Items stored from a collection –
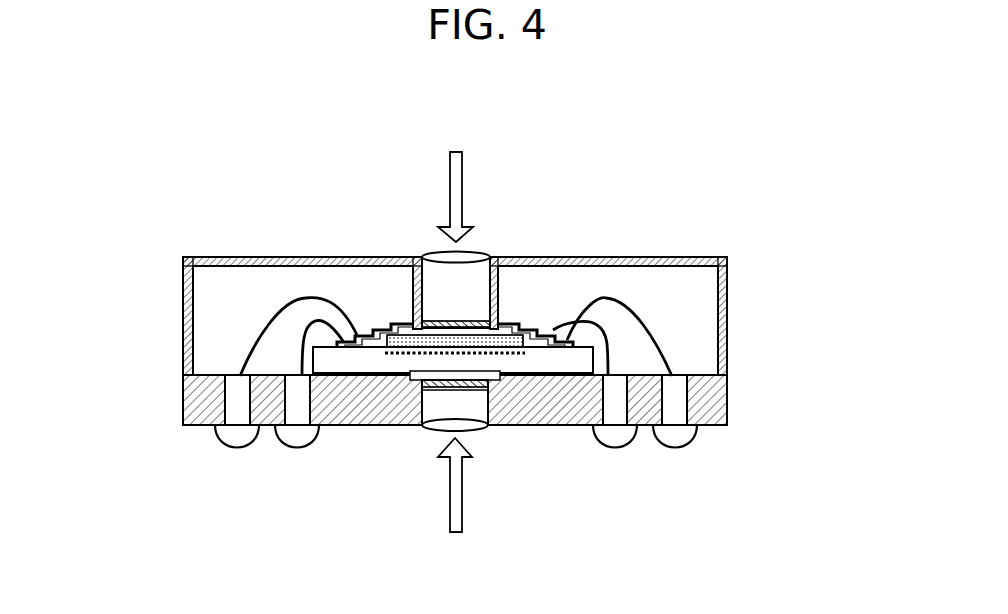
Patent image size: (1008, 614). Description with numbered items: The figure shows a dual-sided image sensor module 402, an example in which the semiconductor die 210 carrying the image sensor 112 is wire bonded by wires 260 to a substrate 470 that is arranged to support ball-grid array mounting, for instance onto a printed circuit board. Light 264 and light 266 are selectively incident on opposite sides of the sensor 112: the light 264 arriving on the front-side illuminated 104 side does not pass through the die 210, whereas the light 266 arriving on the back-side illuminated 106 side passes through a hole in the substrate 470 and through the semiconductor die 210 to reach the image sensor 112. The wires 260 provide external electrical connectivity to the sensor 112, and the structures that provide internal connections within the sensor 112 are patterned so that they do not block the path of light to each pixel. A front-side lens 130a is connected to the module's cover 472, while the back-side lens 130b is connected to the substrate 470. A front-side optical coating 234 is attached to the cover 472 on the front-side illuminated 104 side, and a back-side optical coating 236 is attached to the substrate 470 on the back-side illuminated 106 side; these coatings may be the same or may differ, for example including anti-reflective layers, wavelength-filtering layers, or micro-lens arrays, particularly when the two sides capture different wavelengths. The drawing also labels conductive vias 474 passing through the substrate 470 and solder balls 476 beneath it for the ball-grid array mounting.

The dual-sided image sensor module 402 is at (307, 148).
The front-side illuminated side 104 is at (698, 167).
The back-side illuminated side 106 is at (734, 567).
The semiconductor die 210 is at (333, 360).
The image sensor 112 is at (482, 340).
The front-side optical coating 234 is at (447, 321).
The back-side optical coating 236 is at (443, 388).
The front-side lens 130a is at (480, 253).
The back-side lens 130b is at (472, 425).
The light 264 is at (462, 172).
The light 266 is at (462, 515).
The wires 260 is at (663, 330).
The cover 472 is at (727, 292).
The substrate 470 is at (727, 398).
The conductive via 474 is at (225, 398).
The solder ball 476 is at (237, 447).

DO THIS –
Reproduce the data word for word, from its beginning through the line containing "The semiconductor die 210 is at (333, 360).", including that line. Omit the pictures from your output.

EXERCISE SOLUTION –
Patent image size: (1008, 614). Description with numbered items: The figure shows a dual-sided image sensor module 402, an example in which the semiconductor die 210 carrying the image sensor 112 is wire bonded by wires 260 to a substrate 470 that is arranged to support ball-grid array mounting, for instance onto a printed circuit board. Light 264 and light 266 are selectively incident on opposite sides of the sensor 112: the light 264 arriving on the front-side illuminated 104 side does not pass through the die 210, whereas the light 266 arriving on the back-side illuminated 106 side passes through a hole in the substrate 470 and through the semiconductor die 210 to reach the image sensor 112. The wires 260 provide external electrical connectivity to the sensor 112, and the structures that provide internal connections within the sensor 112 are patterned so that they do not block the path of light to each pixel. A front-side lens 130a is connected to the module's cover 472, while the back-side lens 130b is connected to the substrate 470. A front-side optical coating 234 is attached to the cover 472 on the front-side illuminated 104 side, and a back-side optical coating 236 is attached to the substrate 470 on the back-side illuminated 106 side; these coatings may be the same or may differ, for example including anti-reflective layers, wavelength-filtering layers, or micro-lens arrays, particularly when the two sides capture different wavelengths. The drawing also labels conductive vias 474 passing through the substrate 470 and solder balls 476 beneath it for the ball-grid array mounting.

The dual-sided image sensor module 402 is at (307, 148).
The front-side illuminated side 104 is at (698, 167).
The back-side illuminated side 106 is at (734, 567).
The semiconductor die 210 is at (333, 360).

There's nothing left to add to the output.